What you are asked to do: From the line with "Parse this screenshot: output" through the final line, transcribe the material below character for character; include no other lines.

Data entries:
━━━━━━━━━━

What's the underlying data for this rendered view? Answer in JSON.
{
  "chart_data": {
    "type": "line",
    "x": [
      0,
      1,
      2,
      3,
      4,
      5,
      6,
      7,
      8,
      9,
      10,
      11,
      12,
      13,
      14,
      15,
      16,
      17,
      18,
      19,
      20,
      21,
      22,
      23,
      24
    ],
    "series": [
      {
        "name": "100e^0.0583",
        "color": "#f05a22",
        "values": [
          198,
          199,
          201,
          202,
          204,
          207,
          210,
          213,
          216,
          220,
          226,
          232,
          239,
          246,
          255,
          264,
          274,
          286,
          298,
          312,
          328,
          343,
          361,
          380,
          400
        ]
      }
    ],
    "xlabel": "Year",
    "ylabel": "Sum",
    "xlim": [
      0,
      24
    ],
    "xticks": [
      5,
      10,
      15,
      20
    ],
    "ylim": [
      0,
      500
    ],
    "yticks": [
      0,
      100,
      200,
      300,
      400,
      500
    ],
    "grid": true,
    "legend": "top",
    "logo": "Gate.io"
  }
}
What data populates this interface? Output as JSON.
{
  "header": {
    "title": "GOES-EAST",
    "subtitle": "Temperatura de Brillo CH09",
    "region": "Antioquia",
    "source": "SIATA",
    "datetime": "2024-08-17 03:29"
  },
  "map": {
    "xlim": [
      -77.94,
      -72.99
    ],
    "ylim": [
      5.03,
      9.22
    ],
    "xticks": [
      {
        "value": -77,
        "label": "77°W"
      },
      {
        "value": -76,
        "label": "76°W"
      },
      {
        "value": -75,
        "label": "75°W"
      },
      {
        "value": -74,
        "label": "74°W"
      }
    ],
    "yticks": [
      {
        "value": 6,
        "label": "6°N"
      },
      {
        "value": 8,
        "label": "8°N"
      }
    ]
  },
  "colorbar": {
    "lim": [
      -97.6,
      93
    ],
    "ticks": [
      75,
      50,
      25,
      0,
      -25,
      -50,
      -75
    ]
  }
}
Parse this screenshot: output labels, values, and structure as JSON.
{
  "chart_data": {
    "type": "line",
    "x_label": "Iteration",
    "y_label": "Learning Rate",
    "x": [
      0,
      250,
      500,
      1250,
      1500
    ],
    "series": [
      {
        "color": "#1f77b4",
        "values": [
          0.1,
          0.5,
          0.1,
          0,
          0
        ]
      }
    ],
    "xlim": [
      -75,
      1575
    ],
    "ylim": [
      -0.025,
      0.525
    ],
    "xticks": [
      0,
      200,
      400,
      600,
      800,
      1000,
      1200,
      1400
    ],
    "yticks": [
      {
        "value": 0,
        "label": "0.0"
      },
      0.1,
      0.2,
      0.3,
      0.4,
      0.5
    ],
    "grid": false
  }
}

━━━━━━━━━━

Full answer:
Parse this screenshot: output labels, values, and structure as JSON.
{
  "chart_data": {
    "type": "line",
    "x_label": "Iteration",
    "y_label": "Learning Rate",
    "x": [
      0,
      250,
      500,
      1250,
      1500
    ],
    "series": [
      {
        "color": "#1f77b4",
        "values": [
          0.1,
          0.5,
          0.1,
          0,
          0
        ]
      }
    ],
    "xlim": [
      -75,
      1575
    ],
    "ylim": [
      -0.025,
      0.525
    ],
    "xticks": [
      0,
      200,
      400,
      600,
      800,
      1000,
      1200,
      1400
    ],
    "yticks": [
      {
        "value": 0,
        "label": "0.0"
      },
      0.1,
      0.2,
      0.3,
      0.4,
      0.5
    ],
    "grid": false
  }
}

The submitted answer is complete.